**Layout region records:**
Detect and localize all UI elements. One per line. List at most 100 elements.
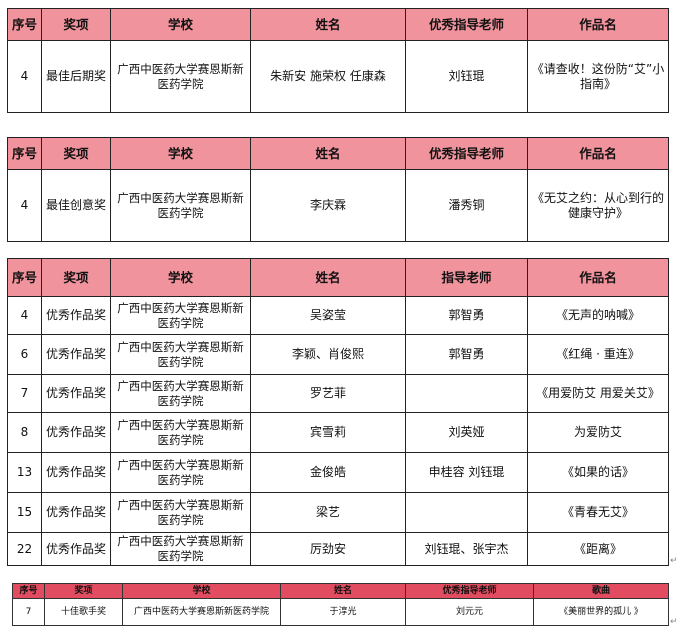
header-school: 学校 xyxy=(110,258,251,297)
cell-name: 厉劲安 xyxy=(250,532,406,566)
table-row: 4 最佳创意奖 广西中医药大学赛恩斯新医药学院 李庆霖 潘秀铜 《无艾之约：从心到行的健康… xyxy=(7,169,669,242)
header-school: 学校 xyxy=(122,583,281,599)
header-work: 作品名 xyxy=(527,137,669,170)
table-row: 13 优秀作品奖 广西中医药大学赛恩斯新医药学院 金俊皓 申桂容 刘钰琨 《如果的话》 xyxy=(7,452,669,493)
cell-seq: 7 xyxy=(12,598,45,626)
cell-seq: 4 xyxy=(7,296,42,335)
cell-seq: 4 xyxy=(7,40,42,113)
header-school: 学校 xyxy=(110,137,251,170)
header-award: 奖项 xyxy=(41,258,111,297)
header-row: 序号 奖项 学校 姓名 指导老师 作品名 xyxy=(7,258,669,297)
cell-work: 《美丽世界的孤儿 》 xyxy=(533,598,669,626)
cell-school: 广西中医药大学赛恩斯新医药学院 xyxy=(110,334,251,375)
cell-name: 朱新安 施荣权 任康森 xyxy=(250,40,406,113)
header-name: 姓名 xyxy=(250,258,406,297)
cell-seq: 8 xyxy=(7,412,42,453)
cell-work: 《红绳 · 重连》 xyxy=(527,334,669,375)
header-seq: 序号 xyxy=(7,258,42,297)
paragraph-mark: ↵ xyxy=(670,556,678,566)
award-table-best-post: 序号 奖项 学校 姓名 优秀指导老师 作品名 4 最佳后期奖 广西中医药大学赛恩斯新医药学院 朱新… xyxy=(7,8,669,113)
header-teacher: 优秀指导老师 xyxy=(405,583,534,599)
cell-work: 《无声的呐喊》 xyxy=(527,296,669,335)
header-name: 姓名 xyxy=(280,583,406,599)
cell-school: 广西中医药大学赛恩斯新医药学院 xyxy=(110,40,251,113)
table-row: 22 优秀作品奖 广西中医药大学赛恩斯新医药学院 厉劲安 刘钰琨、张宇杰 《距离》 xyxy=(7,532,669,566)
header-teacher: 优秀指导老师 xyxy=(405,137,528,170)
cell-seq: 15 xyxy=(7,492,42,533)
award-table-excellent-works: 序号 奖项 学校 姓名 指导老师 作品名 4 优秀作品奖 广西中医药大学赛恩斯新医药学院 吴姿莹郭… xyxy=(7,258,669,566)
cell-teacher xyxy=(405,374,528,413)
cell-work: 《如果的话》 xyxy=(527,452,669,493)
cell-work: 《用爱防艾 用爱关艾》 xyxy=(527,374,669,413)
cell-award: 优秀作品奖 xyxy=(41,334,111,375)
cell-name: 吴姿莹 xyxy=(250,296,406,335)
header-award: 奖项 xyxy=(44,583,123,599)
cell-school: 广西中医药大学赛恩斯新医药学院 xyxy=(110,452,251,493)
cell-teacher: 刘英娅 xyxy=(405,412,528,453)
header-work: 歌曲 xyxy=(533,583,669,599)
cell-award: 优秀作品奖 xyxy=(41,532,111,566)
cell-school: 广西中医药大学赛恩斯新医药学院 xyxy=(110,169,251,242)
cell-name: 李庆霖 xyxy=(250,169,406,242)
cell-award: 优秀作品奖 xyxy=(41,296,111,335)
header-work: 作品名 xyxy=(527,258,669,297)
header-seq: 序号 xyxy=(7,137,42,170)
cell-teacher: 郭智勇 xyxy=(405,296,528,335)
cell-award: 最佳创意奖 xyxy=(41,169,111,242)
cell-teacher: 潘秀铜 xyxy=(405,169,528,242)
award-table-best-creative: 序号 奖项 学校 姓名 优秀指导老师 作品名 4 最佳创意奖 广西中医药大学赛恩斯新医药学院 李庆… xyxy=(7,137,669,242)
table-row: 8 优秀作品奖 广西中医药大学赛恩斯新医药学院 宾雪莉 刘英娅 为爱防艾 xyxy=(7,412,669,453)
cell-teacher xyxy=(405,492,528,533)
cell-award: 优秀作品奖 xyxy=(41,374,111,413)
cell-seq: 22 xyxy=(7,532,42,566)
cell-school: 广西中医药大学赛恩斯新医药学院 xyxy=(110,492,251,533)
cell-school: 广西中医药大学赛恩斯新医药学院 xyxy=(110,532,251,566)
cell-name: 宾雪莉 xyxy=(250,412,406,453)
cell-seq: 6 xyxy=(7,334,42,375)
header-row: 序号 奖项 学校 姓名 优秀指导老师 作品名 xyxy=(7,8,669,41)
table-row: 4 最佳后期奖 广西中医药大学赛恩斯新医药学院 朱新安 施荣权 任康森 刘钰琨 《请查收！… xyxy=(7,40,669,113)
cell-school: 广西中医药大学赛恩斯新医药学院 xyxy=(110,412,251,453)
header-name: 姓名 xyxy=(250,137,406,170)
header-award: 奖项 xyxy=(41,137,111,170)
cell-seq: 13 xyxy=(7,452,42,493)
cell-seq: 4 xyxy=(7,169,42,242)
cell-award: 优秀作品奖 xyxy=(41,452,111,493)
cell-name: 罗艺菲 xyxy=(250,374,406,413)
table-row: 7 十佳歌手奖 广西中医药大学赛恩斯新医药学院 于淳光 刘元元 《美丽世界的孤儿 》 xyxy=(12,598,669,626)
cell-name: 金俊皓 xyxy=(250,452,406,493)
header-award: 奖项 xyxy=(41,8,111,41)
paragraph-mark: ↵ xyxy=(670,617,678,627)
cell-teacher: 申桂容 刘钰琨 xyxy=(405,452,528,493)
table-row: 6 优秀作品奖 广西中医药大学赛恩斯新医药学院 李颖、肖俊熙 郭智勇 《红绳 · 重连》 xyxy=(7,334,669,375)
header-teacher: 优秀指导老师 xyxy=(405,8,528,41)
table-row: 4 优秀作品奖 广西中医药大学赛恩斯新医药学院 吴姿莹 郭智勇 《无声的呐喊》 xyxy=(7,296,669,335)
header-row: 序号 奖项 学校 姓名 优秀指导老师 作品名 xyxy=(7,137,669,170)
cell-name: 梁艺 xyxy=(250,492,406,533)
cell-award: 优秀作品奖 xyxy=(41,412,111,453)
cell-award: 优秀作品奖 xyxy=(41,492,111,533)
cell-work: 为爱防艾 xyxy=(527,412,669,453)
cell-work: 《青春无艾》 xyxy=(527,492,669,533)
cell-award: 十佳歌手奖 xyxy=(44,598,123,626)
header-school: 学校 xyxy=(110,8,251,41)
header-name: 姓名 xyxy=(250,8,406,41)
cell-school: 广西中医药大学赛恩斯新医药学院 xyxy=(122,598,281,626)
cell-work: 《无艾之约：从心到行的健康守护》 xyxy=(527,169,669,242)
cell-teacher: 刘元元 xyxy=(405,598,534,626)
award-table-top-singers: 序号 奖项 学校 姓名 优秀指导老师 歌曲 7 十佳歌手奖 广西中医药大学赛恩斯新医药学院 于淳光… xyxy=(12,583,669,626)
header-work: 作品名 xyxy=(527,8,669,41)
cell-teacher: 刘钰琨 xyxy=(405,40,528,113)
header-row: 序号 奖项 学校 姓名 优秀指导老师 歌曲 xyxy=(12,583,669,599)
cell-work: 《距离》 xyxy=(527,532,669,566)
header-seq: 序号 xyxy=(7,8,42,41)
cell-teacher: 郭智勇 xyxy=(405,334,528,375)
cell-work: 《请查收！这份防“艾”小指南》 xyxy=(527,40,669,113)
cell-school: 广西中医药大学赛恩斯新医药学院 xyxy=(110,296,251,335)
cell-name: 于淳光 xyxy=(280,598,406,626)
cell-name: 李颖、肖俊熙 xyxy=(250,334,406,375)
table-row: 7 优秀作品奖 广西中医药大学赛恩斯新医药学院 罗艺菲 《用爱防艾 用爱关艾》 xyxy=(7,374,669,413)
header-seq: 序号 xyxy=(12,583,45,599)
cell-school: 广西中医药大学赛恩斯新医药学院 xyxy=(110,374,251,413)
cell-award: 最佳后期奖 xyxy=(41,40,111,113)
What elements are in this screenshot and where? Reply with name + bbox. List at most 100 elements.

**WHAT TO PRODUCE:** Set down, unchanged, the lines of the material from the line containing "header-school: 学校 xyxy=(110,258,251,297)" through the line containing "header-teacher: 优秀指导老师 xyxy=(405,583,534,599)", including both of those lines.

**RESULT OF THE EXERCISE:**
header-school: 学校 xyxy=(110,258,251,297)
cell-name: 厉劲安 xyxy=(250,532,406,566)
table-row: 4 最佳创意奖 广西中医药大学赛恩斯新医药学院 李庆霖 潘秀铜 《无艾之约：从心到行的健康… xyxy=(7,169,669,242)
header-school: 学校 xyxy=(122,583,281,599)
header-work: 作品名 xyxy=(527,137,669,170)
table-row: 13 优秀作品奖 广西中医药大学赛恩斯新医药学院 金俊皓 申桂容 刘钰琨 《如果的话》 xyxy=(7,452,669,493)
cell-seq: 7 xyxy=(12,598,45,626)
cell-seq: 4 xyxy=(7,296,42,335)
cell-seq: 4 xyxy=(7,40,42,113)
header-school: 学校 xyxy=(110,137,251,170)
header-award: 奖项 xyxy=(41,258,111,297)
header-row: 序号 奖项 学校 姓名 指导老师 作品名 xyxy=(7,258,669,297)
cell-work: 《美丽世界的孤儿 》 xyxy=(533,598,669,626)
cell-school: 广西中医药大学赛恩斯新医药学院 xyxy=(110,334,251,375)
cell-name: 朱新安 施荣权 任康森 xyxy=(250,40,406,113)
header-name: 姓名 xyxy=(250,258,406,297)
cell-seq: 8 xyxy=(7,412,42,453)
cell-work: 《红绳 · 重连》 xyxy=(527,334,669,375)
header-seq: 序号 xyxy=(7,258,42,297)
paragraph-mark: ↵ xyxy=(670,556,678,566)
award-table-best-post: 序号 奖项 学校 姓名 优秀指导老师 作品名 4 最佳后期奖 广西中医药大学赛恩斯新医药学院 朱新… xyxy=(7,8,669,113)
header-teacher: 优秀指导老师 xyxy=(405,583,534,599)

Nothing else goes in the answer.